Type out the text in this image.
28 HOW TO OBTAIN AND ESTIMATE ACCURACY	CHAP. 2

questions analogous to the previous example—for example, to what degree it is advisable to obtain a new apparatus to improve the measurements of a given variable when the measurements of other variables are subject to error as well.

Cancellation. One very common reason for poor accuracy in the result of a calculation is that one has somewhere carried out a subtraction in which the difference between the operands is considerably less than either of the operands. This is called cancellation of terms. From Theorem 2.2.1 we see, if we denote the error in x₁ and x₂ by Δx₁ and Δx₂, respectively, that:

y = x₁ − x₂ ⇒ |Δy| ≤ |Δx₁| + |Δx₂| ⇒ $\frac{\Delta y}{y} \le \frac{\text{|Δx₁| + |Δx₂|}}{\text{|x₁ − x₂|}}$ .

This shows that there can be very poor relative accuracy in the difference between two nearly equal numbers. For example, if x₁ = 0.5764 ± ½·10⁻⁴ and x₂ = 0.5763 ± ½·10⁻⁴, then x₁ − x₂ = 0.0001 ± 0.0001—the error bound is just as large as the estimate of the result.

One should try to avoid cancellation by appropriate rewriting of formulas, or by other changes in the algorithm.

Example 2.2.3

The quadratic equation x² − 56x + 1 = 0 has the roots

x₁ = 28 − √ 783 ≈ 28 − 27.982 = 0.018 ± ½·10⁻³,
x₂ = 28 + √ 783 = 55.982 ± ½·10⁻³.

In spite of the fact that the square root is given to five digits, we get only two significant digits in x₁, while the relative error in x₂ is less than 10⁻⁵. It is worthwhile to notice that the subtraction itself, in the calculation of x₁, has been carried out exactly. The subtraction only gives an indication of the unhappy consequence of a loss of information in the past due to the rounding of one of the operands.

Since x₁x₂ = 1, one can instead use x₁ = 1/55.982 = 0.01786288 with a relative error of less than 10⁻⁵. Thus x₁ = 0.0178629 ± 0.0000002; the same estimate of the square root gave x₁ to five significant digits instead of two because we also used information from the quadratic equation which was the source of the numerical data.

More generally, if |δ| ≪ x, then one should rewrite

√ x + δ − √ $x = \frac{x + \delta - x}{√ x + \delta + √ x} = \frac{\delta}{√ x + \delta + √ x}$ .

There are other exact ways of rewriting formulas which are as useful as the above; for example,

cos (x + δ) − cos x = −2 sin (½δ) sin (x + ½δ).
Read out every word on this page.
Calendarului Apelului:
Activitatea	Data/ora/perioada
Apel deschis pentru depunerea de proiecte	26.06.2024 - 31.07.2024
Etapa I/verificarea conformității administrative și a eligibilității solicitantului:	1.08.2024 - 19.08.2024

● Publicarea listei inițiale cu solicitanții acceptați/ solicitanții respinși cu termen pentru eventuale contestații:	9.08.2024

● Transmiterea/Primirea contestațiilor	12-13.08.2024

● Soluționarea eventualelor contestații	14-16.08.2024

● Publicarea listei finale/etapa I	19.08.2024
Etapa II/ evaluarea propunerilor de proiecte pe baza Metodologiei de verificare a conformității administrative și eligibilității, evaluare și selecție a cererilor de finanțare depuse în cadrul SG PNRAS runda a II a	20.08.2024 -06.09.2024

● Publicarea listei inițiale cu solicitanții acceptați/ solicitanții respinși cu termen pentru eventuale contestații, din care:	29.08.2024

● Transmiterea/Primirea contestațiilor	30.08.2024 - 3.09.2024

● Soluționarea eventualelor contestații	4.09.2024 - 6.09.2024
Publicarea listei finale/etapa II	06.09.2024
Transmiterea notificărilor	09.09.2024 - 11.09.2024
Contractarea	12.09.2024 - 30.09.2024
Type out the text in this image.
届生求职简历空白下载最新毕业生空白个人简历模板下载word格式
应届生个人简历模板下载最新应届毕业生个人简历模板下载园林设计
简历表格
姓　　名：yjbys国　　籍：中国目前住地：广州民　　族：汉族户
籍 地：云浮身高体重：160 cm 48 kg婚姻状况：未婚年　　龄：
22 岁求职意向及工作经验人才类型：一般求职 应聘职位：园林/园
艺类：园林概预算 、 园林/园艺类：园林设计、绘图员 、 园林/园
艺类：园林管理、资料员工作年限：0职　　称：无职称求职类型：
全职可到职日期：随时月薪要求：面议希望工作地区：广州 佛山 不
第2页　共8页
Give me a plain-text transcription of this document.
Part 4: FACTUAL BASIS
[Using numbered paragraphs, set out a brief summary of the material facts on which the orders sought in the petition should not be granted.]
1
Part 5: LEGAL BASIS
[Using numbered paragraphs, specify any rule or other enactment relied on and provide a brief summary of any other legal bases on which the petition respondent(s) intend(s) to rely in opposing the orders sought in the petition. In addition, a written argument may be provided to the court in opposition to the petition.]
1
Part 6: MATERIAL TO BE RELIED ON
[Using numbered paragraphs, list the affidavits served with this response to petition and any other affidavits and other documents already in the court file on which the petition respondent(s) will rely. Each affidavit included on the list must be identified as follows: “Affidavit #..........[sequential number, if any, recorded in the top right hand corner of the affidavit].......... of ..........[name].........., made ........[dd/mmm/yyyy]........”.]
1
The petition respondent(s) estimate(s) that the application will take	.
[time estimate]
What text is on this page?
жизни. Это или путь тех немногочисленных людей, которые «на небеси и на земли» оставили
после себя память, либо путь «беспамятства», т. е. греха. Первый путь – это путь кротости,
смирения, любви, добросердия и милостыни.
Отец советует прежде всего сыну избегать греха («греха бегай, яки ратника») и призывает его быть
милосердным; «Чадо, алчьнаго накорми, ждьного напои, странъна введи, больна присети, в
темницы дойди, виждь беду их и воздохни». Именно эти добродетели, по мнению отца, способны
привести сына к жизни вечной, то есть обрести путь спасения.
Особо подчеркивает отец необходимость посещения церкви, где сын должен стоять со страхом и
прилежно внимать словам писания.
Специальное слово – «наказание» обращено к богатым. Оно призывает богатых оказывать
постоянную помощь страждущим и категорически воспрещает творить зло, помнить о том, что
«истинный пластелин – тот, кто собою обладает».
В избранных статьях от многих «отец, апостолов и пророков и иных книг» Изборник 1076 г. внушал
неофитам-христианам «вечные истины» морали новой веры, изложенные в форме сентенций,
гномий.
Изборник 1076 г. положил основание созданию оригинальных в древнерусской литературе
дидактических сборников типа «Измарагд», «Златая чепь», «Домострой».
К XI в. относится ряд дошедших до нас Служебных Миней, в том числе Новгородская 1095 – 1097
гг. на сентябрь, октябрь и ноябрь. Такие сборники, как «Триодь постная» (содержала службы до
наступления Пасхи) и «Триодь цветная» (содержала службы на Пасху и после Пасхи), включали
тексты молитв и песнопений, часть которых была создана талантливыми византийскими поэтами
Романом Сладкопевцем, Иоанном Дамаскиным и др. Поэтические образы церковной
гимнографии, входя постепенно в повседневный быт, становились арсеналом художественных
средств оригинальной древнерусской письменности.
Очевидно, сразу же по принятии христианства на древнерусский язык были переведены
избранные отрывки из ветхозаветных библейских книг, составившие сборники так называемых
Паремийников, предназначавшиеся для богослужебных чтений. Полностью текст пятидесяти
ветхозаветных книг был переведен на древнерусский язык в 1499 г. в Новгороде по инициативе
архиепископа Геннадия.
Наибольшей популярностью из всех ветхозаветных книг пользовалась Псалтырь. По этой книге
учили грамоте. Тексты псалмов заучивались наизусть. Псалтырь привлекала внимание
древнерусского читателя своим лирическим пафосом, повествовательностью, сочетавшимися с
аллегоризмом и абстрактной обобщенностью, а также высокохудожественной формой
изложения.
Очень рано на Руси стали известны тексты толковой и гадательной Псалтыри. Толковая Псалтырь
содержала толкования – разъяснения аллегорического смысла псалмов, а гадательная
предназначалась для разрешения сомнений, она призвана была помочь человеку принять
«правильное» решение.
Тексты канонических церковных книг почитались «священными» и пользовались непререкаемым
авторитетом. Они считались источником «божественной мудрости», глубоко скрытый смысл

........

» Goal: The string "relative" may appear in lines of the listing above; tally those lines and give the number only.

» Complete output: 3